= PROBLEM DETAILS =
Extract the whole listing as it stands. Do not include the pictures.

= RECORDS SHOWN =
-- begin --
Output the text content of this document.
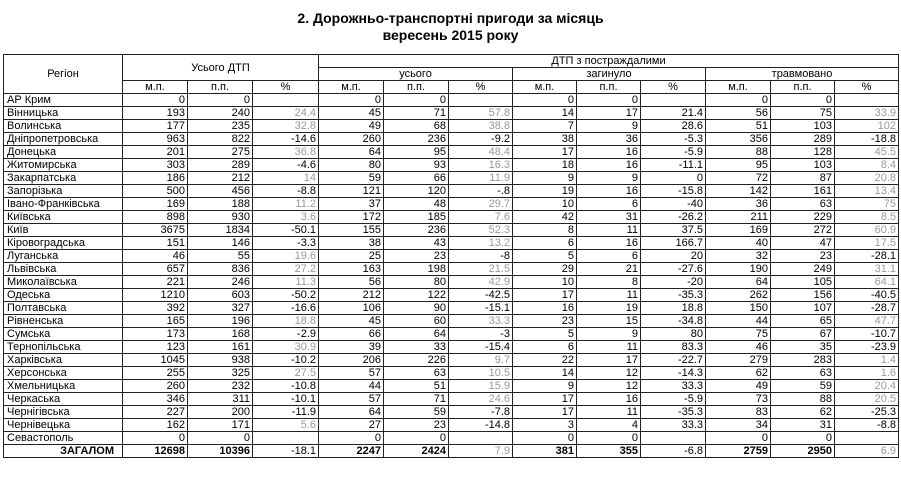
2. Дорожньо-транспортні пригоди за місяць
вересень 2015 року
Регіон	Усього ДТП			ДТП з постраждалими								
				усього			загинуло			травмовано		
	м.п.	п.п.	%	м.п.	п.п.	%	м.п.	п.п.	%	м.п.	п.п.	%
АР Крим	0	0		0	0		0	0		0	0	
Вінницька	193	240	24.4	45	71	57.8	14	17	21.4	56	75	33.9
Волинська	177	235	32.8	49	68	38.8	7	9	28.6	51	103	102
Дніпропетровська	963	822	-14.6	260	236	-9.2	38	36	-5.3	356	289	-18.8
Донецька	201	275	36.8	64	95	48.4	17	16	-5.9	88	128	45.5
Житомирська	303	289	-4.6	80	93	16.3	18	16	-11.1	95	103	8.4
Закарпатська	186	212	14	59	66	11.9	9	9	0	72	87	20.8
Запорізька	500	456	-8.8	121	120	-.8	19	16	-15.8	142	161	13.4
Івано-Франківська	169	188	11.2	37	48	29.7	10	6	-40	36	63	75
Київська	898	930	3.6	172	185	7.6	42	31	-26.2	211	229	8.5
Київ	3675	1834	-50.1	155	236	52.3	8	11	37.5	169	272	60.9
Кіровоградська	151	146	-3.3	38	43	13.2	6	16	166.7	40	47	17.5
Луганська	46	55	19.6	25	23	-8	5	6	20	32	23	-28.1
Львівська	657	836	27.2	163	198	21.5	29	21	-27.6	190	249	31.1
Миколаївська	221	246	11.3	56	80	42.9	10	8	-20	64	105	64.1
Одеська	1210	603	-50.2	212	122	-42.5	17	11	-35.3	262	156	-40.5
Полтавська	392	327	-16.6	106	90	-15.1	16	19	18.8	150	107	-28.7
Рівненська	165	196	18.8	45	60	33.3	23	15	-34.8	44	65	47.7
Сумська	173	168	-2.9	66	64	-3	5	9	80	75	67	-10.7
Тернопільська	123	161	30.9	39	33	-15.4	6	11	83.3	46	35	-23.9
Харківська	1045	938	-10.2	206	226	9.7	22	17	-22.7	279	283	1.4
Херсонська	255	325	27.5	57	63	10.5	14	12	-14.3	62	63	1.6
Хмельницька	260	232	-10.8	44	51	15.9	9	12	33.3	49	59	20.4
Черкаська	346	311	-10.1	57	71	24.6	17	16	-5.9	73	88	20.5
Чернігівська	227	200	-11.9	64	59	-7.8	17	11	-35.3	83	62	-25.3
Чернівецька	162	171	5.6	27	23	-14.8	3	4	33.3	34	31	-8.8
Севастополь	0	0		0	0		0	0		0	0	
ЗАГАЛОМ	12698	10396	-18.1	2247	2424	7.9	381	355	-6.8	2759	2950	6.9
-- end --
= SOLVED PROBLEM =
Output the text content of this document.
2. Дорожньо-транспортні пригоди за місяць
вересень 2015 року
Регіон	Усього ДТП			ДТП з постраждалими								
				усього			загинуло			травмовано		
	м.п.	п.п.	%	м.п.	п.п.	%	м.п.	п.п.	%	м.п.	п.п.	%
АР Крим	0	0		0	0		0	0		0	0	
Вінницька	193	240	24.4	45	71	57.8	14	17	21.4	56	75	33.9
Волинська	177	235	32.8	49	68	38.8	7	9	28.6	51	103	102
Дніпропетровська	963	822	-14.6	260	236	-9.2	38	36	-5.3	356	289	-18.8
Донецька	201	275	36.8	64	95	48.4	17	16	-5.9	88	128	45.5
Житомирська	303	289	-4.6	80	93	16.3	18	16	-11.1	95	103	8.4
Закарпатська	186	212	14	59	66	11.9	9	9	0	72	87	20.8
Запорізька	500	456	-8.8	121	120	-.8	19	16	-15.8	142	161	13.4
Івано-Франківська	169	188	11.2	37	48	29.7	10	6	-40	36	63	75
Київська	898	930	3.6	172	185	7.6	42	31	-26.2	211	229	8.5
Київ	3675	1834	-50.1	155	236	52.3	8	11	37.5	169	272	60.9
Кіровоградська	151	146	-3.3	38	43	13.2	6	16	166.7	40	47	17.5
Луганська	46	55	19.6	25	23	-8	5	6	20	32	23	-28.1
Львівська	657	836	27.2	163	198	21.5	29	21	-27.6	190	249	31.1
Миколаївська	221	246	11.3	56	80	42.9	10	8	-20	64	105	64.1
Одеська	1210	603	-50.2	212	122	-42.5	17	11	-35.3	262	156	-40.5
Полтавська	392	327	-16.6	106	90	-15.1	16	19	18.8	150	107	-28.7
Рівненська	165	196	18.8	45	60	33.3	23	15	-34.8	44	65	47.7
Сумська	173	168	-2.9	66	64	-3	5	9	80	75	67	-10.7
Тернопільська	123	161	30.9	39	33	-15.4	6	11	83.3	46	35	-23.9
Харківська	1045	938	-10.2	206	226	9.7	22	17	-22.7	279	283	1.4
Херсонська	255	325	27.5	57	63	10.5	14	12	-14.3	62	63	1.6
Хмельницька	260	232	-10.8	44	51	15.9	9	12	33.3	49	59	20.4
Черкаська	346	311	-10.1	57	71	24.6	17	16	-5.9	73	88	20.5
Чернігівська	227	200	-11.9	64	59	-7.8	17	11	-35.3	83	62	-25.3
Чернівецька	162	171	5.6	27	23	-14.8	3	4	33.3	34	31	-8.8
Севастополь	0	0		0	0		0	0		0	0	
ЗАГАЛОМ	12698	10396	-18.1	2247	2424	7.9	381	355	-6.8	2759	2950	6.9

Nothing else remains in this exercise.